**TASK DETAILS:**
Print verbatim the lines in the entries below from the line with "326, 148, 342]" up to and including the line with "column-header[interactable]: Time bbox=[395, 268, 426, 284]".

Start DATASET ENTRIES

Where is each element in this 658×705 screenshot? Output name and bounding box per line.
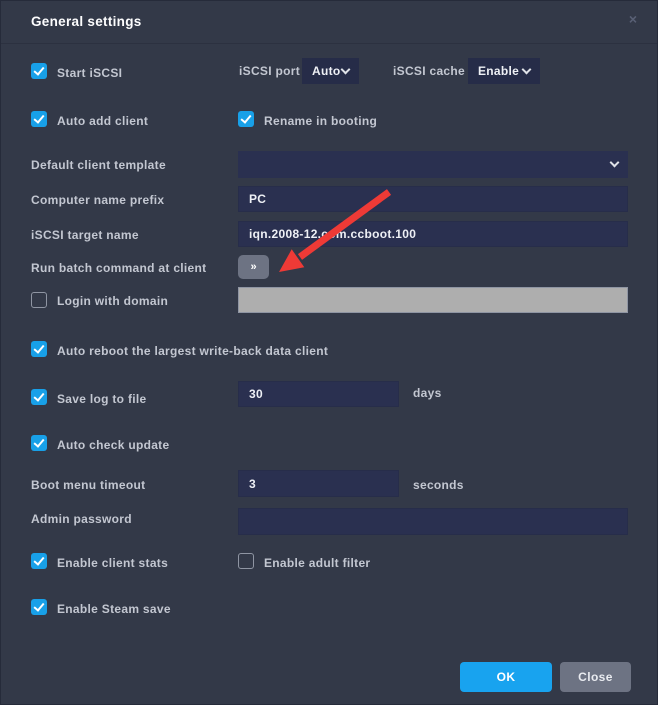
auto-reboot-label: Auto reboot the largest write-back data …	[57, 343, 328, 359]
save-log-days-input[interactable]	[238, 381, 399, 407]
rename-in-booting-label: Rename in booting	[264, 113, 377, 129]
close-button[interactable]: Close	[560, 662, 631, 692]
default-client-template-select[interactable]	[238, 151, 628, 178]
boot-menu-timeout-label: Boot menu timeout	[31, 477, 145, 493]
rename-in-booting-checkbox[interactable]	[238, 111, 254, 127]
login-with-domain-label: Login with domain	[57, 293, 168, 309]
enable-steam-save-label: Enable Steam save	[57, 601, 171, 617]
save-log-checkbox[interactable]	[31, 389, 47, 405]
header-divider	[1, 43, 658, 44]
login-with-domain-checkbox[interactable]	[31, 292, 47, 308]
close-icon[interactable]: ×	[621, 7, 645, 31]
chevron-down-icon	[610, 158, 620, 168]
auto-add-client-checkbox[interactable]	[31, 111, 47, 127]
save-log-unit-label: days	[413, 385, 442, 401]
enable-adult-filter-checkbox[interactable]	[238, 553, 254, 569]
chevron-down-icon	[522, 64, 532, 74]
iscsi-port-label: iSCSI port	[239, 63, 300, 79]
auto-check-update-label: Auto check update	[57, 437, 169, 453]
iscsi-cache-select[interactable]: Enable	[468, 58, 540, 84]
dialog-title: General settings	[31, 14, 142, 29]
iscsi-cache-label: iSCSI cache	[393, 63, 465, 79]
run-batch-command-label: Run batch command at client	[31, 260, 206, 276]
save-log-label: Save log to file	[57, 391, 147, 407]
enable-client-stats-label: Enable client stats	[57, 555, 168, 571]
start-iscsi-checkbox[interactable]	[31, 63, 47, 79]
iscsi-port-select[interactable]: Auto	[302, 58, 359, 84]
iscsi-target-name-label: iSCSI target name	[31, 227, 139, 243]
computer-name-prefix-label: Computer name prefix	[31, 192, 164, 208]
iscsi-cache-value: Enable	[478, 64, 519, 78]
computer-name-prefix-input[interactable]	[238, 186, 628, 212]
ok-button[interactable]: OK	[460, 662, 552, 692]
run-batch-command-button[interactable]: »	[238, 255, 269, 279]
auto-reboot-checkbox[interactable]	[31, 341, 47, 357]
general-settings-dialog: General settings × Start iSCSI iSCSI por…	[0, 0, 658, 705]
default-client-template-label: Default client template	[31, 157, 166, 173]
enable-client-stats-checkbox[interactable]	[31, 553, 47, 569]
admin-password-label: Admin password	[31, 511, 132, 527]
start-iscsi-label: Start iSCSI	[57, 65, 122, 81]
login-with-domain-input	[238, 287, 628, 313]
chevron-down-icon	[341, 64, 351, 74]
iscsi-target-name-input[interactable]	[238, 221, 628, 247]
boot-menu-timeout-input[interactable]	[238, 470, 399, 497]
admin-password-input[interactable]	[238, 508, 628, 535]
auto-add-client-label: Auto add client	[57, 113, 148, 129]
boot-menu-timeout-unit-label: seconds	[413, 477, 464, 493]
enable-adult-filter-label: Enable adult filter	[264, 555, 370, 571]
iscsi-port-value: Auto	[312, 64, 341, 78]
enable-steam-save-checkbox[interactable]	[31, 599, 47, 615]
auto-check-update-checkbox[interactable]	[31, 435, 47, 451]
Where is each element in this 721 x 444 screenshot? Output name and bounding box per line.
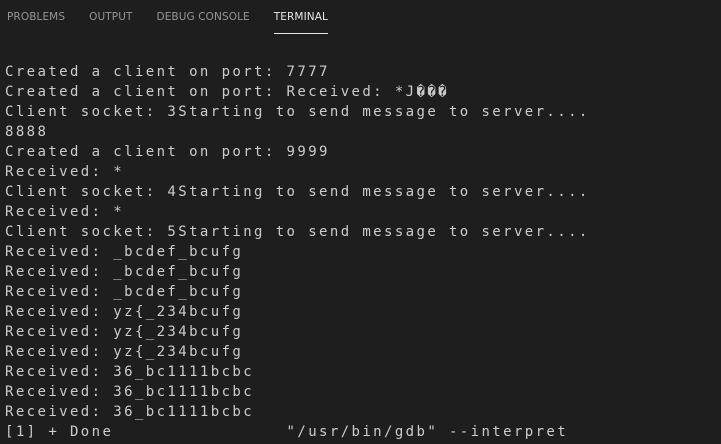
terminal-line: Received: 36_bc1111bcbc <box>5 364 255 380</box>
terminal-line: Received: * <box>5 204 125 220</box>
tab-output[interactable]: OUTPUT <box>89 0 132 35</box>
terminal-line: Client socket: 4Starting to send message… <box>5 184 590 200</box>
terminal-line: Received: _bcdef_bcufg <box>5 264 244 280</box>
tab-terminal[interactable]: TERMINAL <box>273 0 329 35</box>
terminal-line: Created a client on port: 9999 <box>5 144 330 160</box>
tab-problems[interactable]: PROBLEMS <box>7 0 65 35</box>
terminal-line: Received: * <box>5 164 125 180</box>
terminal-line: Client socket: 5Starting to send message… <box>5 224 590 240</box>
terminal-line: Received: yz{_234bcufg <box>5 344 244 360</box>
terminal-line: Created a client on port: Received: *J��… <box>5 84 449 100</box>
tab-debug-console[interactable]: DEBUG CONSOLE <box>157 0 250 35</box>
terminal-job-status-line: [1] + Done "/usr/bin/gdb" --interpret <box>5 424 569 440</box>
terminal-line: Received: 36_bc1111bcbc <box>5 404 255 420</box>
terminal-line: Received: _bcdef_bcufg <box>5 284 244 300</box>
terminal-line: Received: _bcdef_bcufg <box>5 244 244 260</box>
terminal-line: Received: yz{_234bcufg <box>5 324 244 340</box>
terminal-line: Client socket: 3Starting to send message… <box>5 104 590 120</box>
terminal-panel: PROBLEMS OUTPUT DEBUG CONSOLE TERMINAL C… <box>0 0 721 444</box>
terminal-line: Received: yz{_234bcufg <box>5 304 244 320</box>
terminal-output[interactable]: Created a client on port: 7777 Created a… <box>5 62 721 442</box>
panel-tab-bar: PROBLEMS OUTPUT DEBUG CONSOLE TERMINAL <box>0 0 721 35</box>
terminal-line: Received: 36_bc1111bcbc <box>5 384 255 400</box>
terminal-line: Created a client on port: 7777 <box>5 64 330 80</box>
terminal-line: 8888 <box>5 124 49 140</box>
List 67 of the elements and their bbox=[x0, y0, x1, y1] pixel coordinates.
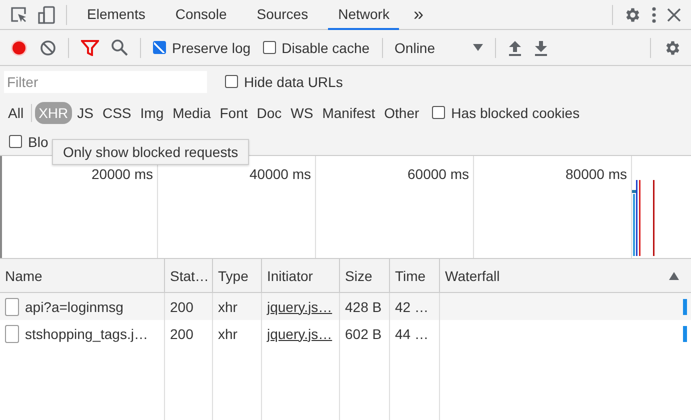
table-cell[interactable]: stshopping_tags.j… bbox=[25, 326, 148, 342]
table-cell: 602 B bbox=[345, 326, 382, 342]
resource-type-filter[interactable]: All bbox=[4, 102, 28, 124]
blocked-cookies-checkbox[interactable] bbox=[432, 106, 446, 119]
column-header[interactable]: Type bbox=[218, 268, 248, 284]
column-header[interactable]: Time bbox=[395, 268, 426, 284]
resource-type-filter[interactable]: Media bbox=[168, 102, 215, 124]
panel-tab[interactable]: Console bbox=[165, 0, 237, 30]
time-tick-label: 80000 ms bbox=[566, 166, 627, 182]
resource-type-filter[interactable]: Doc bbox=[252, 102, 286, 124]
table-cell: xhr bbox=[218, 298, 238, 314]
checkbox-label: Hide data URLs bbox=[244, 74, 343, 90]
time-tick-label: 40000 ms bbox=[250, 166, 311, 182]
file-icon bbox=[5, 324, 19, 342]
waterfall-bar bbox=[683, 326, 687, 342]
sort-ascending-icon[interactable] bbox=[669, 272, 679, 280]
column-header[interactable]: Waterfall bbox=[445, 268, 500, 284]
table-cell: 200 bbox=[170, 298, 194, 314]
resource-type-filter[interactable]: Font bbox=[216, 102, 252, 124]
tooltip: Only show blocked requests bbox=[52, 139, 250, 165]
initiator-link[interactable]: jquery.js… bbox=[267, 298, 332, 314]
record-icon[interactable] bbox=[10, 38, 28, 56]
initiator-link[interactable]: jquery.js… bbox=[267, 326, 332, 342]
resource-type-filter[interactable]: WS bbox=[286, 102, 318, 124]
table-cell: 44 … bbox=[395, 326, 428, 342]
checkbox-label: Has blocked cookies bbox=[451, 104, 580, 120]
disable-cache-checkbox[interactable] bbox=[262, 41, 276, 54]
panel-tab[interactable]: Elements bbox=[77, 0, 156, 30]
panel-tab[interactable]: Sources bbox=[246, 0, 318, 30]
more-tabs-button[interactable]: » bbox=[409, 4, 428, 25]
table-cell: 428 B bbox=[345, 298, 382, 314]
hide-data-urls-checkbox[interactable] bbox=[225, 75, 238, 88]
filter-icon[interactable] bbox=[81, 40, 99, 56]
filter-field[interactable]: Filter bbox=[4, 70, 207, 92]
device-icon[interactable] bbox=[38, 6, 56, 24]
more-options-icon[interactable] bbox=[651, 6, 657, 24]
dropdown-caret-icon bbox=[472, 44, 483, 52]
time-tick-label: 20000 ms bbox=[92, 166, 153, 182]
time-tick-label: 60000 ms bbox=[408, 166, 469, 182]
table-cell: xhr bbox=[218, 326, 238, 342]
table-cell: 42 … bbox=[395, 298, 428, 314]
panel-tab[interactable]: Network bbox=[328, 0, 400, 30]
table-cell[interactable]: api?a=loginmsg bbox=[25, 298, 124, 314]
preserve-log-checkbox[interactable] bbox=[153, 41, 166, 54]
waterfall-bar bbox=[683, 298, 687, 314]
resource-type-filter[interactable]: JS bbox=[73, 102, 98, 124]
column-header[interactable]: Initiator bbox=[267, 268, 313, 284]
column-header[interactable]: Stat… bbox=[170, 268, 209, 284]
blocked-requests-checkbox[interactable] bbox=[9, 135, 22, 148]
download-icon[interactable] bbox=[534, 40, 548, 56]
resource-type-filter[interactable]: Other bbox=[380, 102, 424, 124]
resource-type-filter[interactable]: Img bbox=[136, 102, 168, 124]
upload-icon[interactable] bbox=[508, 40, 522, 56]
checkbox-label: Disable cache bbox=[282, 40, 370, 56]
resource-type-filter[interactable]: Manifest bbox=[318, 102, 380, 124]
column-header[interactable]: Name bbox=[5, 268, 42, 284]
clear-icon[interactable] bbox=[40, 40, 56, 56]
resource-type-filter[interactable]: CSS bbox=[98, 102, 136, 124]
close-icon[interactable] bbox=[667, 8, 681, 22]
file-icon bbox=[5, 298, 19, 316]
checkbox-label: Preserve log bbox=[172, 40, 251, 56]
column-header[interactable]: Size bbox=[345, 268, 372, 284]
checkbox-label: Blo bbox=[28, 134, 48, 150]
inspect-icon[interactable] bbox=[10, 6, 28, 24]
table-cell: 200 bbox=[170, 326, 194, 342]
search-icon[interactable] bbox=[111, 39, 128, 56]
throttling-dropdown[interactable]: Online bbox=[394, 40, 483, 56]
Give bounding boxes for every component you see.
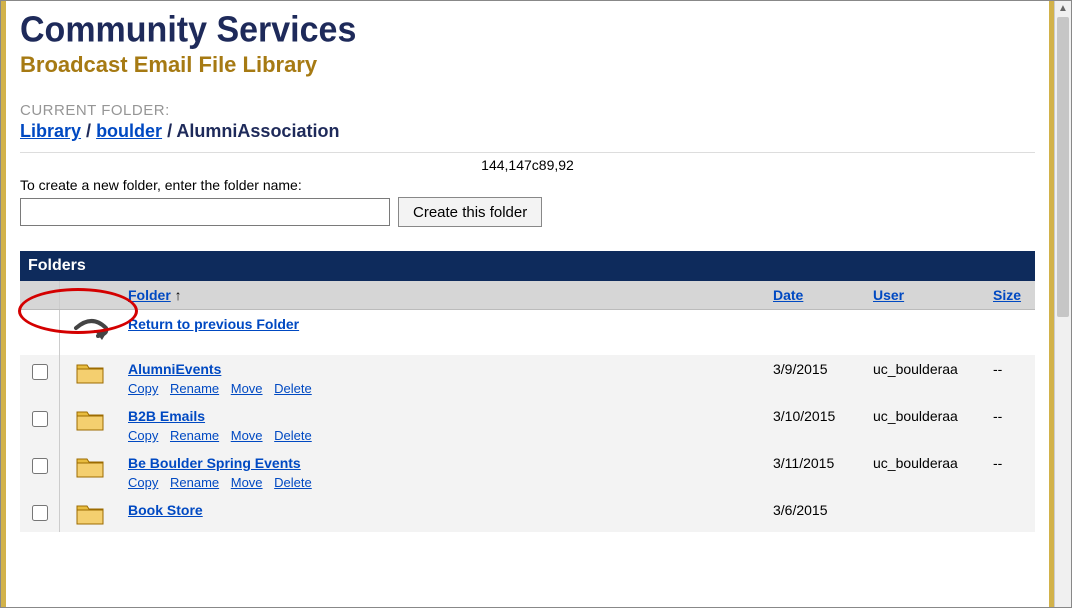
folder-link[interactable]: AlumniEvents bbox=[128, 361, 221, 377]
copy-action[interactable]: Copy bbox=[128, 381, 158, 396]
scroll-up-icon[interactable]: ▲ bbox=[1055, 3, 1071, 14]
column-folder: Folder ↑ bbox=[120, 281, 765, 310]
rename-action[interactable]: Rename bbox=[170, 381, 219, 396]
rename-action[interactable]: Rename bbox=[170, 428, 219, 443]
scrollbar[interactable]: ▲ bbox=[1054, 1, 1071, 607]
delete-action[interactable]: Delete bbox=[274, 428, 312, 443]
sort-folder-link[interactable]: Folder bbox=[128, 287, 171, 303]
row-size: -- bbox=[985, 402, 1035, 449]
row-user: uc_boulderaa bbox=[865, 402, 985, 449]
folder-link[interactable]: B2B Emails bbox=[128, 408, 205, 424]
breadcrumb-sep: / bbox=[86, 121, 96, 141]
return-arrow-icon bbox=[68, 316, 112, 349]
row-checkbox[interactable] bbox=[32, 458, 48, 474]
breadcrumb-library-link[interactable]: Library bbox=[20, 121, 81, 141]
row-date: 3/10/2015 bbox=[765, 402, 865, 449]
row-user: uc_boulderaa bbox=[865, 449, 985, 496]
page-subtitle: Broadcast Email File Library bbox=[20, 52, 1035, 78]
row-date: 3/11/2015 bbox=[765, 449, 865, 496]
rename-action[interactable]: Rename bbox=[170, 475, 219, 490]
create-folder-prompt: To create a new folder, enter the folder… bbox=[20, 177, 1035, 193]
breadcrumb: Library / boulder / AlumniAssociation bbox=[20, 121, 1035, 142]
row-user bbox=[865, 496, 985, 532]
row-size: -- bbox=[985, 449, 1035, 496]
folders-section-header: Folders bbox=[20, 251, 1035, 281]
column-select-all bbox=[20, 281, 60, 310]
row-checkbox[interactable] bbox=[32, 505, 48, 521]
folder-icon bbox=[60, 449, 121, 496]
row-size: -- bbox=[985, 355, 1035, 402]
folder-link[interactable]: Book Store bbox=[128, 502, 203, 518]
row-date: 3/6/2015 bbox=[765, 496, 865, 532]
sort-user-link[interactable]: User bbox=[873, 287, 904, 303]
scroll-thumb[interactable] bbox=[1057, 17, 1069, 317]
row-user: uc_boulderaa bbox=[865, 355, 985, 402]
new-folder-name-input[interactable] bbox=[20, 198, 390, 226]
sort-date-link[interactable]: Date bbox=[773, 287, 803, 303]
row-date: 3/9/2015 bbox=[765, 355, 865, 402]
return-to-previous-link[interactable]: Return to previous Folder bbox=[128, 316, 299, 332]
row-size bbox=[985, 496, 1035, 532]
current-folder-label: CURRENT FOLDER: bbox=[20, 102, 1035, 119]
delete-action[interactable]: Delete bbox=[274, 475, 312, 490]
delete-action[interactable]: Delete bbox=[274, 381, 312, 396]
folder-icon bbox=[60, 402, 121, 449]
folders-table: Folder ↑ Date User Size bbox=[20, 281, 1035, 532]
move-action[interactable]: Move bbox=[231, 381, 263, 396]
move-action[interactable]: Move bbox=[231, 475, 263, 490]
breadcrumb-current: AlumniAssociation bbox=[176, 121, 339, 141]
sort-size-link[interactable]: Size bbox=[993, 287, 1021, 303]
debug-text: 144,147c89,92 bbox=[20, 157, 1035, 173]
divider bbox=[20, 152, 1035, 153]
row-checkbox[interactable] bbox=[32, 364, 48, 380]
row-checkbox[interactable] bbox=[32, 411, 48, 427]
folder-icon bbox=[60, 355, 121, 402]
create-folder-button[interactable]: Create this folder bbox=[398, 197, 542, 227]
move-action[interactable]: Move bbox=[231, 428, 263, 443]
folder-icon bbox=[60, 496, 121, 532]
app-title: Community Services bbox=[20, 10, 1035, 51]
breadcrumb-campus-link[interactable]: boulder bbox=[96, 121, 162, 141]
folder-link[interactable]: Be Boulder Spring Events bbox=[128, 455, 301, 471]
sort-indicator-icon: ↑ bbox=[175, 287, 182, 303]
copy-action[interactable]: Copy bbox=[128, 475, 158, 490]
copy-action[interactable]: Copy bbox=[128, 428, 158, 443]
column-icon bbox=[60, 281, 121, 310]
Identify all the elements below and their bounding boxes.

End DATASET ENTRIES

**TASK OUTPUT:**
table-cell[interactable]: stshopping_tags.j… bbox=[25, 326, 148, 342]
table-cell: 602 B bbox=[345, 326, 382, 342]
resource-type-filter[interactable]: All bbox=[4, 102, 28, 124]
blocked-cookies-checkbox[interactable] bbox=[432, 106, 446, 119]
column-header[interactable]: Type bbox=[218, 268, 248, 284]
column-header[interactable]: Time bbox=[395, 268, 426, 284]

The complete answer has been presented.